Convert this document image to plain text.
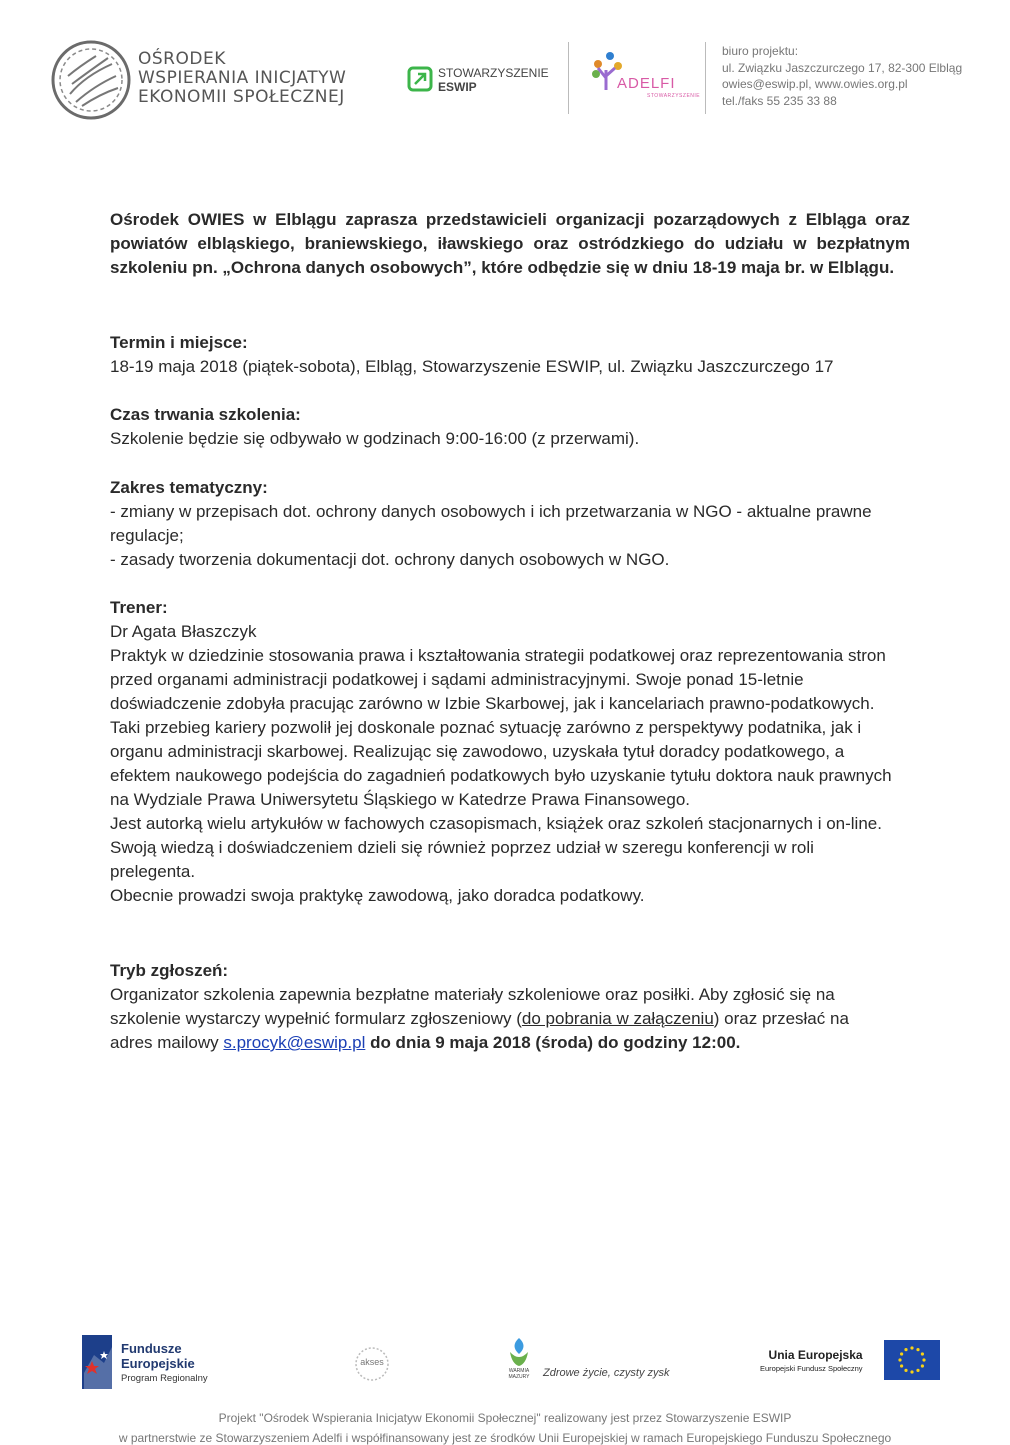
OŚRODEK
WSPIERANIA INICJATYW
EKONOMII SPOŁECZNEJ
STOWARZYSZENIE
ESWIP	ADELFI
STOWARZYSZENIE
biuro projektu:
ul. Związku Jaszczurczego 17, 82-300 Elbląg
owies@eswip.pl, www.owies.org.pl
tel./faks 55 235 33 88
Ośrodek OWIES w Elblągu zaprasza przedstawicieli organizacji pozarządowych z Elbląga oraz powiatów elbląskiego, braniewskiego, iławskiego oraz ostródzkiego do udziału w bezpłatnym szkoleniu pn. „Ochrona danych osobowych”, które odbędzie się w dniu 18-19 maja br. w Elblągu.
Termin i miejsce:
18-19 maja 2018 (piątek-sobota), Elbląg, Stowarzyszenie ESWIP, ul. Związku Jaszczurczego 17
Czas trwania szkolenia:
Szkolenie będzie się odbywało w godzinach 9:00-16:00 (z przerwami).
Zakres tematyczny:
- zmiany w przepisach dot. ochrony danych osobowych i ich przetwarzania w NGO - aktualne prawne
regulacje;
- zasady tworzenia dokumentacji dot. ochrony danych osobowych w NGO.
Trener:
Dr Agata Błaszczyk
Praktyk w dziedzinie stosowania prawa i kształtowania strategii podatkowej oraz reprezentowania stron
przed organami administracji podatkowej i sądami administracyjnymi. Swoje ponad 15-letnie
doświadczenie zdobyła pracując zarówno w Izbie Skarbowej, jak i kancelariach prawno-podatkowych.
Taki przebieg kariery pozwolił jej doskonale poznać sytuację zarówno z perspektywy podatnika, jak i
organu administracji skarbowej. Realizując się zawodowo, uzyskała tytuł doradcy podatkowego, a
efektem naukowego podejścia do zagadnień podatkowych było uzyskanie tytułu doktora nauk prawnych
na Wydziale Prawa Uniwersytetu Śląskiego w Katedrze Prawa Finansowego.
Jest autorką wielu artykułów w fachowych czasopismach, książek oraz szkoleń stacjonarnych i on-line.
Swoją wiedzą i doświadczeniem dzieli się również poprzez udział w szeregu konferencji w roli
prelegenta.
Obecnie prowadzi swoja praktykę zawodową, jako doradca podatkowy.
Tryb zgłoszeń:
Organizator szkolenia zapewnia bezpłatne materiały szkoleniowe oraz posiłki. Aby zgłosić się na
szkolenie wystarczy wypełnić formularz zgłoszeniowy (do pobrania w załączeniu) oraz przesłać na
adres mailowy s.procyk@eswip.pl do dnia 9 maja 2018 (środa) do godziny 12:00.
Fundusze
Europejskie
Program Regionalny
akses
WARMIA MAZURY	Zdrowe życie, czysty zysk
Unia Europejska
Europejski Fundusz Społeczny
Projekt "Ośrodek Wspierania Inicjatyw Ekonomii Społecznej" realizowany jest przez Stowarzyszenie ESWIP
w partnerstwie ze Stowarzyszeniem Adelfi i współfinansowany jest ze środków Unii Europejskiej w ramach Europejskiego Funduszu Społecznego
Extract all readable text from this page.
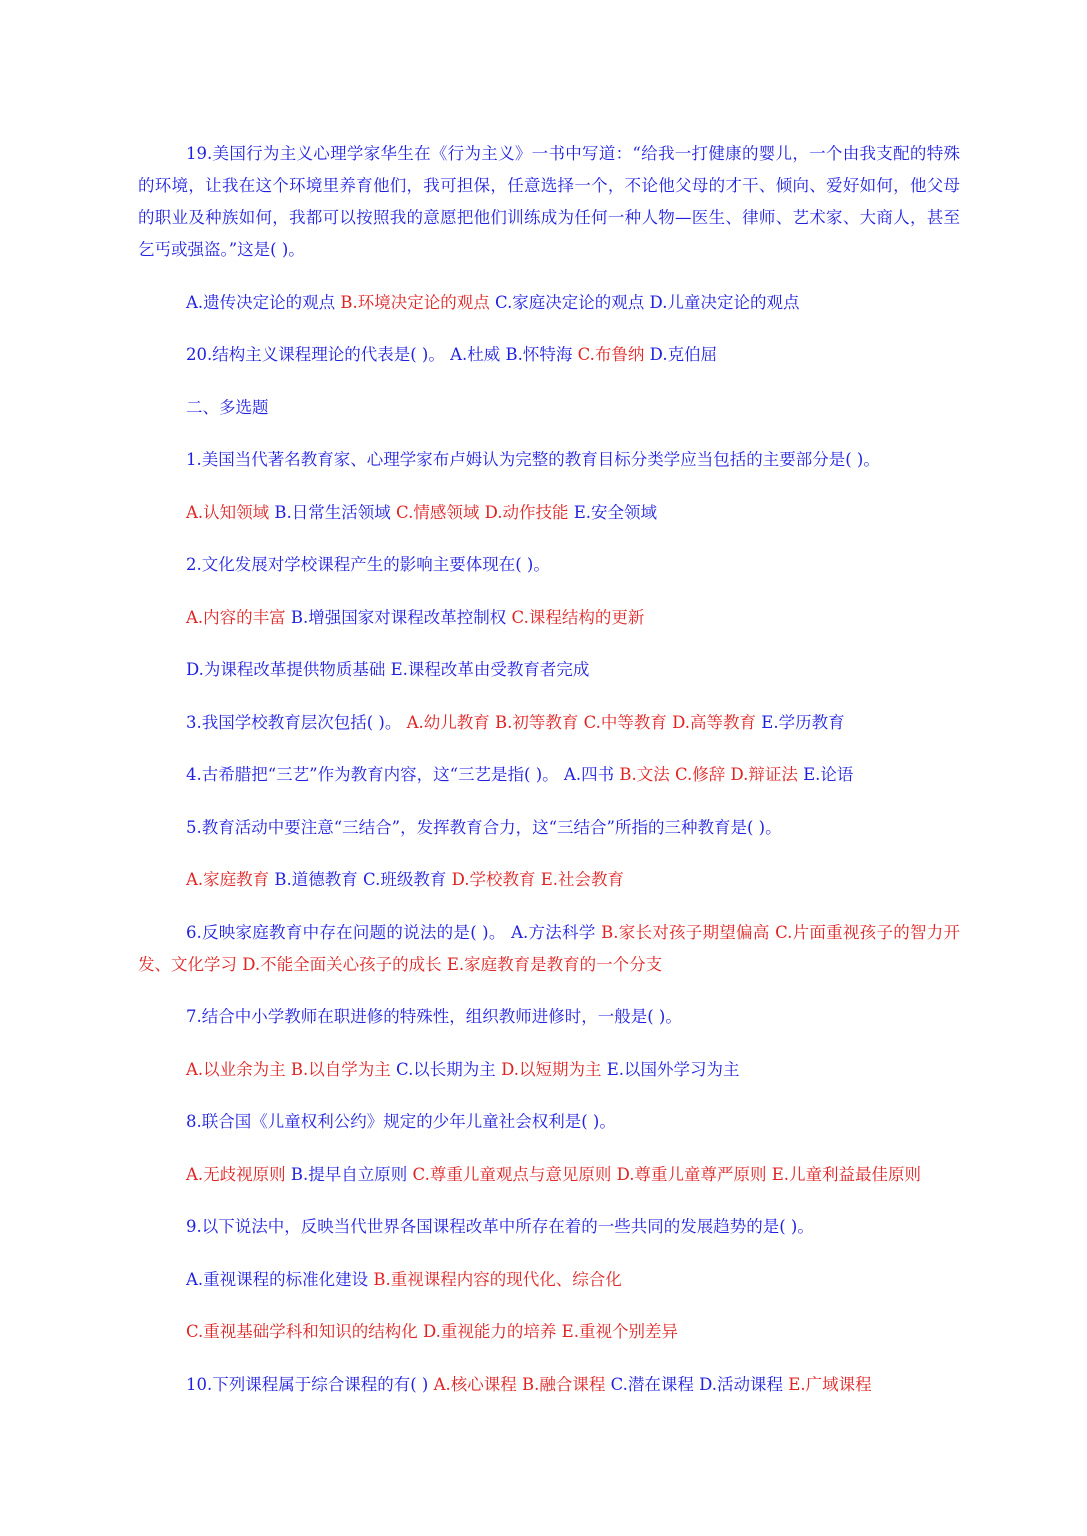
19.美国行为主义心理学家华生在《行为主义》一书中写道：“给我一打健康的婴儿，一个由我支配的特殊的环境，让我在这个环境里养育他们，我可担保，任意选择一个，不论他父母的才干、倾向、爱好如何，他父母的职业及种族如何，我都可以按照我的意愿把他们训练成为任何一种人物—医生、律师、艺术家、大商人，甚至乞丐或强盗。”这是( )。

A.遗传决定论的观点 B.环境决定论的观点 C.家庭决定论的观点 D.儿童决定论的观点

20.结构主义课程理论的代表是( )。 A.杜威 B.怀特海 C.布鲁纳 D.克伯屈

二、多选题

1.美国当代著名教育家、心理学家布卢姆认为完整的教育目标分类学应当包括的主要部分是( )。

A.认知领域 B.日常生活领域 C.情感领域 D.动作技能 E.安全领域

2.文化发展对学校课程产生的影响主要体现在( )。

A.内容的丰富 B.增强国家对课程改革控制权 C.课程结构的更新

D.为课程改革提供物质基础 E.课程改革由受教育者完成

3.我国学校教育层次包括( )。 A.幼儿教育 B.初等教育 C.中等教育 D.高等教育 E.学历教育

4.古希腊把“三艺”作为教育内容，这“三艺是指( )。 A.四书 B.文法 C.修辞 D.辩证法 E.论语

5.教育活动中要注意“三结合”，发挥教育合力，这“三结合”所指的三种教育是( )。

A.家庭教育 B.道德教育 C.班级教育 D.学校教育 E.社会教育

6.反映家庭教育中存在问题的说法的是( )。 A.方法科学 B.家长对孩子期望偏高 C.片面重视孩子的智力开发、文化学习 D.不能全面关心孩子的成长 E.家庭教育是教育的一个分支

7.结合中小学教师在职进修的特殊性，组织教师进修时，一般是( )。

A.以业余为主 B.以自学为主 C.以长期为主 D.以短期为主 E.以国外学习为主

8.联合国《儿童权利公约》规定的少年儿童社会权利是( )。

A.无歧视原则 B.提早自立原则 C.尊重儿童观点与意见原则 D.尊重儿童尊严原则 E.儿童利益最佳原则

9.以下说法中，反映当代世界各国课程改革中所存在着的一些共同的发展趋势的是( )。

A.重视课程的标准化建设 B.重视课程内容的现代化、综合化

C.重视基础学科和知识的结构化 D.重视能力的培养 E.重视个别差异

10.下列课程属于综合课程的有( ) A.核心课程 B.融合课程 C.潜在课程 D.活动课程 E.广域课程
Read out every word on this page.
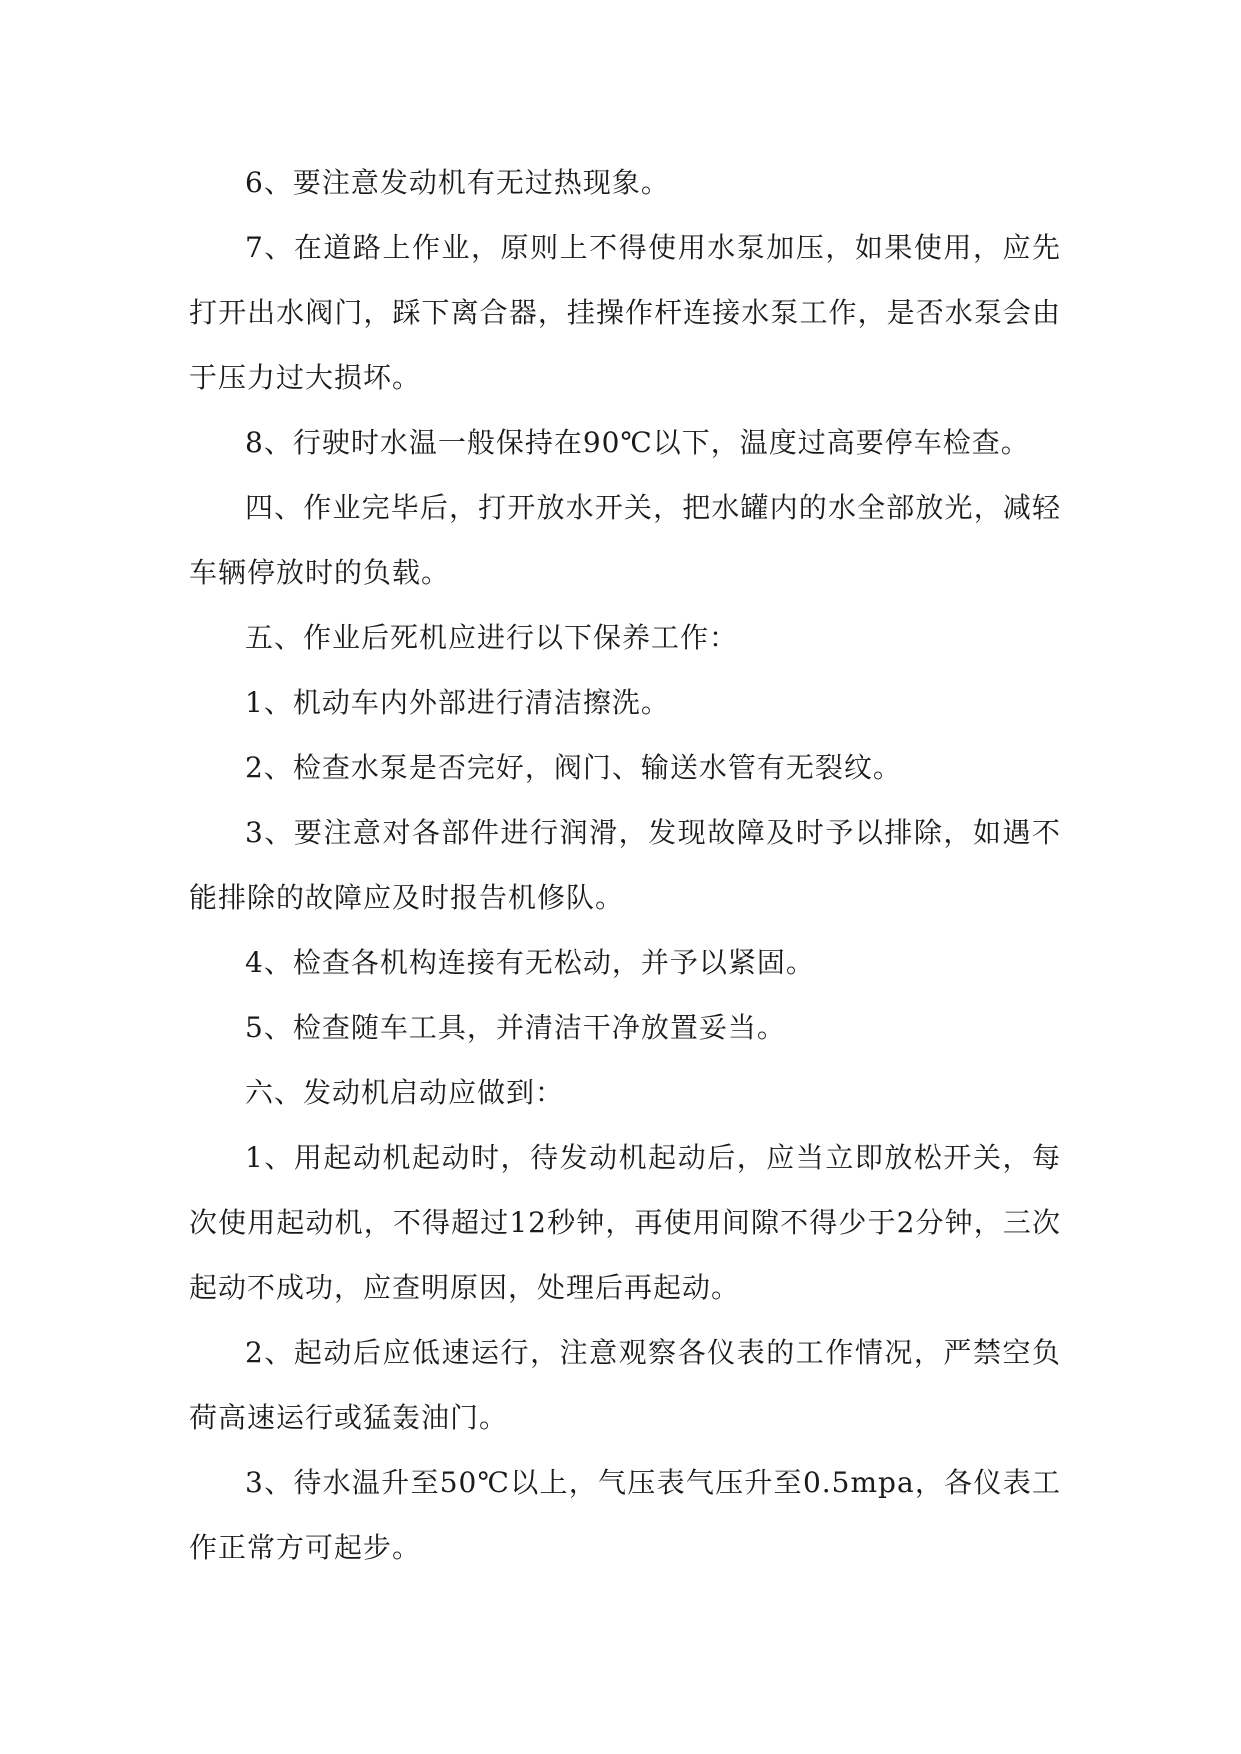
6、要注意发动机有无过热现象。

7、在道路上作业，原则上不得使用水泵加压，如果使用，应先打开出水阀门，踩下离合器，挂操作杆连接水泵工作，是否水泵会由于压力过大损坏。

8、行驶时水温一般保持在90℃以下，温度过高要停车检查。

四、作业完毕后，打开放水开关，把水罐内的水全部放光，减轻车辆停放时的负载。

五、作业后死机应进行以下保养工作：

1、机动车内外部进行清洁擦洗。

2、检查水泵是否完好，阀门、输送水管有无裂纹。

3、要注意对各部件进行润滑，发现故障及时予以排除，如遇不能排除的故障应及时报告机修队。

4、检查各机构连接有无松动，并予以紧固。

5、检查随车工具，并清洁干净放置妥当。

六、发动机启动应做到：

1、用起动机起动时，待发动机起动后，应当立即放松开关，每次使用起动机，不得超过12秒钟，再使用间隙不得少于2分钟，三次起动不成功，应查明原因，处理后再起动。

2、起动后应低速运行，注意观察各仪表的工作情况，严禁空负荷高速运行或猛轰油门。

3、待水温升至50℃以上，气压表气压升至0.5mpa，各仪表工作正常方可起步。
================================
Exercise requirements:
Output the entries above exactly, without their pictures.

Final result:
Convert this document image to plain text.
OŚRODEK
WSPIERANIA INICJATYW
EKONOMII SPOŁECZNEJ
STOWARZYSZENIE
ESWIP	ADELFI
STOWARZYSZENIE
biuro projektu:
ul. Związku Jaszczurczego 17, 82-300 Elbląg
owies@eswip.pl, www.owies.org.pl
tel./faks 55 235 33 88
Ośrodek OWIES w Elblągu zaprasza przedstawicieli organizacji pozarządowych z Elbląga oraz powiatów elbląskiego, braniewskiego, iławskiego oraz ostródzkiego do udziału w bezpłatnym szkoleniu pn. „Ochrona danych osobowych”, które odbędzie się w dniu 18-19 maja br. w Elblągu.
Termin i miejsce:
18-19 maja 2018 (piątek-sobota), Elbląg, Stowarzyszenie ESWIP, ul. Związku Jaszczurczego 17
Czas trwania szkolenia:
Szkolenie będzie się odbywało w godzinach 9:00-16:00 (z przerwami).
Zakres tematyczny:
- zmiany w przepisach dot. ochrony danych osobowych i ich przetwarzania w NGO - aktualne prawne
regulacje;
- zasady tworzenia dokumentacji dot. ochrony danych osobowych w NGO.
Trener:
Dr Agata Błaszczyk
Praktyk w dziedzinie stosowania prawa i kształtowania strategii podatkowej oraz reprezentowania stron
przed organami administracji podatkowej i sądami administracyjnymi. Swoje ponad 15-letnie
doświadczenie zdobyła pracując zarówno w Izbie Skarbowej, jak i kancelariach prawno-podatkowych.
Taki przebieg kariery pozwolił jej doskonale poznać sytuację zarówno z perspektywy podatnika, jak i
organu administracji skarbowej. Realizując się zawodowo, uzyskała tytuł doradcy podatkowego, a
efektem naukowego podejścia do zagadnień podatkowych było uzyskanie tytułu doktora nauk prawnych
na Wydziale Prawa Uniwersytetu Śląskiego w Katedrze Prawa Finansowego.
Jest autorką wielu artykułów w fachowych czasopismach, książek oraz szkoleń stacjonarnych i on-line.
Swoją wiedzą i doświadczeniem dzieli się również poprzez udział w szeregu konferencji w roli
prelegenta.
Obecnie prowadzi swoja praktykę zawodową, jako doradca podatkowy.
Tryb zgłoszeń:
Organizator szkolenia zapewnia bezpłatne materiały szkoleniowe oraz posiłki. Aby zgłosić się na
szkolenie wystarczy wypełnić formularz zgłoszeniowy (do pobrania w załączeniu) oraz przesłać na
adres mailowy s.procyk@eswip.pl do dnia 9 maja 2018 (środa) do godziny 12:00.
Fundusze
Europejskie
Program Regionalny
akses
WARMIA MAZURY	Zdrowe życie, czysty zysk
Unia Europejska
Europejski Fundusz Społeczny
Projekt "Ośrodek Wspierania Inicjatyw Ekonomii Społecznej" realizowany jest przez Stowarzyszenie ESWIP
w partnerstwie ze Stowarzyszeniem Adelfi i współfinansowany jest ze środków Unii Europejskiej w ramach Europejskiego Funduszu Społecznego
Extract all readable text from this page.
19.美国行为主义心理学家华生在《行为主义》一书中写道：“给我一打健康的婴儿，一个由我支配的特殊的环境，让我在这个环境里养育他们，我可担保，任意选择一个，不论他父母的才干、倾向、爱好如何，他父母的职业及种族如何，我都可以按照我的意愿把他们训练成为任何一种人物—医生、律师、艺术家、大商人，甚至乞丐或强盗。”这是( )。

A.遗传决定论的观点 B.环境决定论的观点 C.家庭决定论的观点 D.儿童决定论的观点

20.结构主义课程理论的代表是( )。 A.杜威 B.怀特海 C.布鲁纳 D.克伯屈

二、多选题

1.美国当代著名教育家、心理学家布卢姆认为完整的教育目标分类学应当包括的主要部分是( )。

A.认知领域 B.日常生活领域 C.情感领域 D.动作技能 E.安全领域

2.文化发展对学校课程产生的影响主要体现在( )。

A.内容的丰富 B.增强国家对课程改革控制权 C.课程结构的更新

D.为课程改革提供物质基础 E.课程改革由受教育者完成

3.我国学校教育层次包括( )。 A.幼儿教育 B.初等教育 C.中等教育 D.高等教育 E.学历教育

4.古希腊把“三艺”作为教育内容，这“三艺是指( )。 A.四书 B.文法 C.修辞 D.辩证法 E.论语

5.教育活动中要注意“三结合”，发挥教育合力，这“三结合”所指的三种教育是( )。

A.家庭教育 B.道德教育 C.班级教育 D.学校教育 E.社会教育

6.反映家庭教育中存在问题的说法的是( )。 A.方法科学 B.家长对孩子期望偏高 C.片面重视孩子的智力开发、文化学习 D.不能全面关心孩子的成长 E.家庭教育是教育的一个分支

7.结合中小学教师在职进修的特殊性，组织教师进修时，一般是( )。

A.以业余为主 B.以自学为主 C.以长期为主 D.以短期为主 E.以国外学习为主

8.联合国《儿童权利公约》规定的少年儿童社会权利是( )。

A.无歧视原则 B.提早自立原则 C.尊重儿童观点与意见原则 D.尊重儿童尊严原则 E.儿童利益最佳原则

9.以下说法中，反映当代世界各国课程改革中所存在着的一些共同的发展趋势的是( )。

A.重视课程的标准化建设 B.重视课程内容的现代化、综合化

C.重视基础学科和知识的结构化 D.重视能力的培养 E.重视个别差异

10.下列课程属于综合课程的有( ) A.核心课程 B.融合课程 C.潜在课程 D.活动课程 E.广域课程
Read out every word on this page.
6、要注意发动机有无过热现象。

7、在道路上作业，原则上不得使用水泵加压，如果使用，应先打开出水阀门，踩下离合器，挂操作杆连接水泵工作，是否水泵会由于压力过大损坏。

8、行驶时水温一般保持在90℃以下，温度过高要停车检查。

四、作业完毕后，打开放水开关，把水罐内的水全部放光，减轻车辆停放时的负载。

五、作业后死机应进行以下保养工作：

1、机动车内外部进行清洁擦洗。

2、检查水泵是否完好，阀门、输送水管有无裂纹。

3、要注意对各部件进行润滑，发现故障及时予以排除，如遇不能排除的故障应及时报告机修队。

4、检查各机构连接有无松动，并予以紧固。

5、检查随车工具，并清洁干净放置妥当。

六、发动机启动应做到：

1、用起动机起动时，待发动机起动后，应当立即放松开关，每次使用起动机，不得超过12秒钟，再使用间隙不得少于2分钟，三次起动不成功，应查明原因，处理后再起动。

2、起动后应低速运行，注意观察各仪表的工作情况，严禁空负荷高速运行或猛轰油门。

3、待水温升至50℃以上，气压表气压升至0.5mpa，各仪表工作正常方可起步。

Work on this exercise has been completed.